■ **Task details**:
In the data below, find every line that has the string "prospettive", and copy it.

■ **Material for this task**:
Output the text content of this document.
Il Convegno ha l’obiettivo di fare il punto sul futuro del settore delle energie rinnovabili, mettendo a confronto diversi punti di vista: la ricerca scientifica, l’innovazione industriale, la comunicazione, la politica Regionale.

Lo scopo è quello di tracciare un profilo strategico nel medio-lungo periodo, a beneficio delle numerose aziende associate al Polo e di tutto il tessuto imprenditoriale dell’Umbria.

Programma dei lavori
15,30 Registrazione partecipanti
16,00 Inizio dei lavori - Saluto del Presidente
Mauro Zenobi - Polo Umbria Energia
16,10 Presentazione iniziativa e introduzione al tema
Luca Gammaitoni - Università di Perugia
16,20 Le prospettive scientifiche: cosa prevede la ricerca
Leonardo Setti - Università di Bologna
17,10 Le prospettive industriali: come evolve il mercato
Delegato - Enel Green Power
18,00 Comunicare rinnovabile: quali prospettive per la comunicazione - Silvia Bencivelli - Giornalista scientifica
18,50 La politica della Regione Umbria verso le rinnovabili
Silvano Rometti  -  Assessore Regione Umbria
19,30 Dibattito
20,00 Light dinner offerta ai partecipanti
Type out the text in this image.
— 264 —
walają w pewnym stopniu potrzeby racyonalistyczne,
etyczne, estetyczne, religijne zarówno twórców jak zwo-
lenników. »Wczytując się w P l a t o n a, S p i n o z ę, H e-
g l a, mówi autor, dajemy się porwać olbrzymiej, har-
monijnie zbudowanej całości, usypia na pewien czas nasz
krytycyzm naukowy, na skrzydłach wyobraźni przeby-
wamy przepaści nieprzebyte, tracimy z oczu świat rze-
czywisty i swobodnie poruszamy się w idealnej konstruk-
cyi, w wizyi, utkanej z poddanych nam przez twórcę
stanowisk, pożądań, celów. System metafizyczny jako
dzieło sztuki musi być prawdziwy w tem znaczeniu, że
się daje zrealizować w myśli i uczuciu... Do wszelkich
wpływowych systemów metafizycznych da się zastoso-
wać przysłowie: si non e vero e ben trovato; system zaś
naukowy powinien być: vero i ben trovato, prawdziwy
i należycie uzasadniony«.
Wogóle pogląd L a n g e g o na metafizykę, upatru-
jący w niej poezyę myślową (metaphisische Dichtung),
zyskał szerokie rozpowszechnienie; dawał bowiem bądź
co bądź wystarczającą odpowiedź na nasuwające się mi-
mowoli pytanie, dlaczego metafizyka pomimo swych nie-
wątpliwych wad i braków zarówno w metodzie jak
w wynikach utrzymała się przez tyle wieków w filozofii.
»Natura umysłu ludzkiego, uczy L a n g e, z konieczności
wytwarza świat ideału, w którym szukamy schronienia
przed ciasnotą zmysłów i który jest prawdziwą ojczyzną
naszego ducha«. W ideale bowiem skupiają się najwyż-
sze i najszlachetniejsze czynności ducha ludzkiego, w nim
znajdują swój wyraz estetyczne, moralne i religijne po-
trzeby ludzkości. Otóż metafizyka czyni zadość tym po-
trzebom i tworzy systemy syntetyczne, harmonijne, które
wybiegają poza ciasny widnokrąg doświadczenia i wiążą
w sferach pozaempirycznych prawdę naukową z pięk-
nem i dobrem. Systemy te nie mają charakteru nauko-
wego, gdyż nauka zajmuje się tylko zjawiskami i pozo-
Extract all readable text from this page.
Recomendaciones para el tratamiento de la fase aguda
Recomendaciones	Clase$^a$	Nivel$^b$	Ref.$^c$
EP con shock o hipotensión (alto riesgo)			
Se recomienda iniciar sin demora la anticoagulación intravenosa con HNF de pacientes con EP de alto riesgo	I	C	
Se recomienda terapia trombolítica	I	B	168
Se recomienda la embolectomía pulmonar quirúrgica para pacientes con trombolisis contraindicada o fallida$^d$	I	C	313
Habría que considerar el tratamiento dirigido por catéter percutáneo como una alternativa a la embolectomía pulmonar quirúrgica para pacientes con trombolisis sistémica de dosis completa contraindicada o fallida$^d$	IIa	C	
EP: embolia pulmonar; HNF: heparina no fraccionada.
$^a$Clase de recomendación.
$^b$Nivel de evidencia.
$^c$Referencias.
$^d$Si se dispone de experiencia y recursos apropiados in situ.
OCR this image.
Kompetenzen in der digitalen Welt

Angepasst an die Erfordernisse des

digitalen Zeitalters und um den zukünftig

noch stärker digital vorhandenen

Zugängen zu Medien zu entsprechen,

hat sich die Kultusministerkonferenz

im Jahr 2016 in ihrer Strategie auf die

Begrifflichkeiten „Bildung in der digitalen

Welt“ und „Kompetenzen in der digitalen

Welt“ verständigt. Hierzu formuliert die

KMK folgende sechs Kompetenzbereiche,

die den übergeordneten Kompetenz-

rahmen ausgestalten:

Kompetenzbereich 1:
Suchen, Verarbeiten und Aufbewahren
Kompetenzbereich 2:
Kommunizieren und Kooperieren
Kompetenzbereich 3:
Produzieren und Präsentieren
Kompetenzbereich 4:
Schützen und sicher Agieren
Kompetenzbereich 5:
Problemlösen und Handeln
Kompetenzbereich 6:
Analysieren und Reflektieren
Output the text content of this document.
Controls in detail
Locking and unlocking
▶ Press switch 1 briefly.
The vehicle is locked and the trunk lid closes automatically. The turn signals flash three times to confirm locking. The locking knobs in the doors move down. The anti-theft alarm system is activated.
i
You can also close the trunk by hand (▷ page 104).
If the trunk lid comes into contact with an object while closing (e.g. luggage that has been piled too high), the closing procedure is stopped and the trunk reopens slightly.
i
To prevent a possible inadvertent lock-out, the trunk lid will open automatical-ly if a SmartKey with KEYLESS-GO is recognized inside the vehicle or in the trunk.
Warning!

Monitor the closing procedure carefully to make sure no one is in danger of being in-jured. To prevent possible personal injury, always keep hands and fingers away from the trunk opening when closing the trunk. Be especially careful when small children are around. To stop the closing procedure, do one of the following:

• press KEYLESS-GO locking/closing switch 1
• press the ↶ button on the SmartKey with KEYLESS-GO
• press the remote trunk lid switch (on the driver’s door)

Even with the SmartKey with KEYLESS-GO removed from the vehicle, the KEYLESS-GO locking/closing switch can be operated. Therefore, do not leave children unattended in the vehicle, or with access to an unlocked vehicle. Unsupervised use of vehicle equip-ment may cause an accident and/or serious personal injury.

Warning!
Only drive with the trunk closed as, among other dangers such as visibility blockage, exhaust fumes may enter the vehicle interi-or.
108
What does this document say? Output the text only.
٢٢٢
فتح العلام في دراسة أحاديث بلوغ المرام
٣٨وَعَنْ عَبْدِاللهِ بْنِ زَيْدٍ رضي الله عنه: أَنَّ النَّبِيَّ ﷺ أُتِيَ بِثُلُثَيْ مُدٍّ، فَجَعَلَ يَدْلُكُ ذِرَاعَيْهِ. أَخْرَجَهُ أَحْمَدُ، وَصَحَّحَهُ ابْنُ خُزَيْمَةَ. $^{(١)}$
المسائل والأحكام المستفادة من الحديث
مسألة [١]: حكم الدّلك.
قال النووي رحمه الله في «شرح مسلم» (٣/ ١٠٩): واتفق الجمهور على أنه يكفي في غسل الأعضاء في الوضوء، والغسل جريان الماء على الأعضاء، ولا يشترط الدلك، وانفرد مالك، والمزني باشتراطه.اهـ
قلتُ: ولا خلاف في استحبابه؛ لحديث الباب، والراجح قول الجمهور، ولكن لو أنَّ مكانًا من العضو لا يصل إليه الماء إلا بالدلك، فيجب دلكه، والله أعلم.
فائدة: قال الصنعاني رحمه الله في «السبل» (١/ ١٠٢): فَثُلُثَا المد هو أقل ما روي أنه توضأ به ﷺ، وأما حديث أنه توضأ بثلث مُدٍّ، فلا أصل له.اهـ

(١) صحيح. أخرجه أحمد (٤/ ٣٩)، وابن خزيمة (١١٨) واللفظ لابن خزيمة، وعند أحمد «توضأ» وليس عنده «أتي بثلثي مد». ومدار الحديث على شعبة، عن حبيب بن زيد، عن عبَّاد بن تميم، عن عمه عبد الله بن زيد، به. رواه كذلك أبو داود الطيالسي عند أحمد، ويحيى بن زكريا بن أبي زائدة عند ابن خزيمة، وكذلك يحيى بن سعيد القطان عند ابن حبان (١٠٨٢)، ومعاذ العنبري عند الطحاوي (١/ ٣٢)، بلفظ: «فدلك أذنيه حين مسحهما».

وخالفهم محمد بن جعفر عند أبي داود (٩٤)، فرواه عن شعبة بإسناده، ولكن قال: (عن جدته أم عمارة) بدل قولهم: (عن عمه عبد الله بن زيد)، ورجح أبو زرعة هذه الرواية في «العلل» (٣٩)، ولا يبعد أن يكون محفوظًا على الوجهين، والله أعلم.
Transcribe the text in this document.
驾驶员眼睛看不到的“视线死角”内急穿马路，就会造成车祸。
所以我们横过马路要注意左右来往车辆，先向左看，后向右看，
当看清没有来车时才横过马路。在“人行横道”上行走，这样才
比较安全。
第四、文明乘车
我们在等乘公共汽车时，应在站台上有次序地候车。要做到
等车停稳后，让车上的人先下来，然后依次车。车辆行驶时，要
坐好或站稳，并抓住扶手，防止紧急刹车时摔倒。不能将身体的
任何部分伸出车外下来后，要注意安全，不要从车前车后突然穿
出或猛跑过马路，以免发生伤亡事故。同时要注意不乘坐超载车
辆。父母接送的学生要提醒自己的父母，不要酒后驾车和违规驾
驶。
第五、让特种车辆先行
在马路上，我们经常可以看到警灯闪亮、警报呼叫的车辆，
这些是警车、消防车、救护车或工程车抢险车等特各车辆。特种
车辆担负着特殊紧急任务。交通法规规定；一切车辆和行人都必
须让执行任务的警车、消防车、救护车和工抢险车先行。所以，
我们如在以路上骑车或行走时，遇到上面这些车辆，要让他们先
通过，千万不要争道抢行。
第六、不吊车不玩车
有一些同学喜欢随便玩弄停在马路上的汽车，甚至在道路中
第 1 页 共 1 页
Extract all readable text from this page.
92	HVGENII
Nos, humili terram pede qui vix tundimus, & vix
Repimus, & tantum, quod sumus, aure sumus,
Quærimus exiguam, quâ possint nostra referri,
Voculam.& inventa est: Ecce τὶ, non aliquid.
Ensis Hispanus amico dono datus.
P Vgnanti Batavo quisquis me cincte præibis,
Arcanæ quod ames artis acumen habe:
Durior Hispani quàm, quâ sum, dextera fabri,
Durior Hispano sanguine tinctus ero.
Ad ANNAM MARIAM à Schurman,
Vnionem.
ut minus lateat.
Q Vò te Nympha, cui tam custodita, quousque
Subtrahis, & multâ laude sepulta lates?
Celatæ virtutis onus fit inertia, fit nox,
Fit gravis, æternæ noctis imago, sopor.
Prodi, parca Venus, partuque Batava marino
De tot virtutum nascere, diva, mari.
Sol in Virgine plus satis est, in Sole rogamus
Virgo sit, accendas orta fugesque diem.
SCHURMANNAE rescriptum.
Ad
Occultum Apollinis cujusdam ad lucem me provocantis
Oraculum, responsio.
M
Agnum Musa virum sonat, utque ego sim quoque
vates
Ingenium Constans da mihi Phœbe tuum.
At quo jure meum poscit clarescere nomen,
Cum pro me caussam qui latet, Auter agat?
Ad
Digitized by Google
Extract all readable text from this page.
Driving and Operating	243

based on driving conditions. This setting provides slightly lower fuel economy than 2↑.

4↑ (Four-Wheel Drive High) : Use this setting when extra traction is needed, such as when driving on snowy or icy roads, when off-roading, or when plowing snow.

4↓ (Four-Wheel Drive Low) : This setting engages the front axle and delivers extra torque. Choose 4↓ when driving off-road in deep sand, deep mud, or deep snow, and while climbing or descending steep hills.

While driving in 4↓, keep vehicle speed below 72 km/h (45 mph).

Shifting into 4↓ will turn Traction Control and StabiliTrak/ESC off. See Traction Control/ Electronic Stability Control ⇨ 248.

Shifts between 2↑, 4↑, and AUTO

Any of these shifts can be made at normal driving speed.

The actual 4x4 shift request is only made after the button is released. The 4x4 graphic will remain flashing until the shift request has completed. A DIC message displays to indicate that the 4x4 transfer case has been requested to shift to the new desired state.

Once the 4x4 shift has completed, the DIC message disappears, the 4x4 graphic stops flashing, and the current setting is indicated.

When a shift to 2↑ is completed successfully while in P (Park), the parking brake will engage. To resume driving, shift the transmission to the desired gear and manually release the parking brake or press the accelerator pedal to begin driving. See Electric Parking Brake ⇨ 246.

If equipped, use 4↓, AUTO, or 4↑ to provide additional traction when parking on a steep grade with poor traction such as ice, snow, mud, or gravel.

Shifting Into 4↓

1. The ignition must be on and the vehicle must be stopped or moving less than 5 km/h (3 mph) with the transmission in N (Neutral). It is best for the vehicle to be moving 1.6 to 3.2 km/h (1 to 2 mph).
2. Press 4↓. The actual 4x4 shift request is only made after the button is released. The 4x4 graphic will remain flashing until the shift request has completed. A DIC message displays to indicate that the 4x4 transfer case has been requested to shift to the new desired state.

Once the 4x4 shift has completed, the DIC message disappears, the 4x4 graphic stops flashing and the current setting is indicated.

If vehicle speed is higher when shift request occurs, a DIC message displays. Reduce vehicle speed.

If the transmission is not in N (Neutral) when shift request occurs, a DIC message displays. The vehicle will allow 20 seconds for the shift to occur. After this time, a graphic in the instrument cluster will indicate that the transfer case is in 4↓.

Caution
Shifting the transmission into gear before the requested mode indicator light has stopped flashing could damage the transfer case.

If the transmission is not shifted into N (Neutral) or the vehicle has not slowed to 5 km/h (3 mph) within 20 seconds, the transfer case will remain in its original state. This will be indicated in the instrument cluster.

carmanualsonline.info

■ **Complete output**:
16,20 Le prospettive scientifiche: cosa prevede la ricerca
17,10 Le prospettive industriali: come evolve il mercato
18,00 Comunicare rinnovabile: quali prospettive per la comunicazione - Silvia Bencivelli - Giornalista scientifica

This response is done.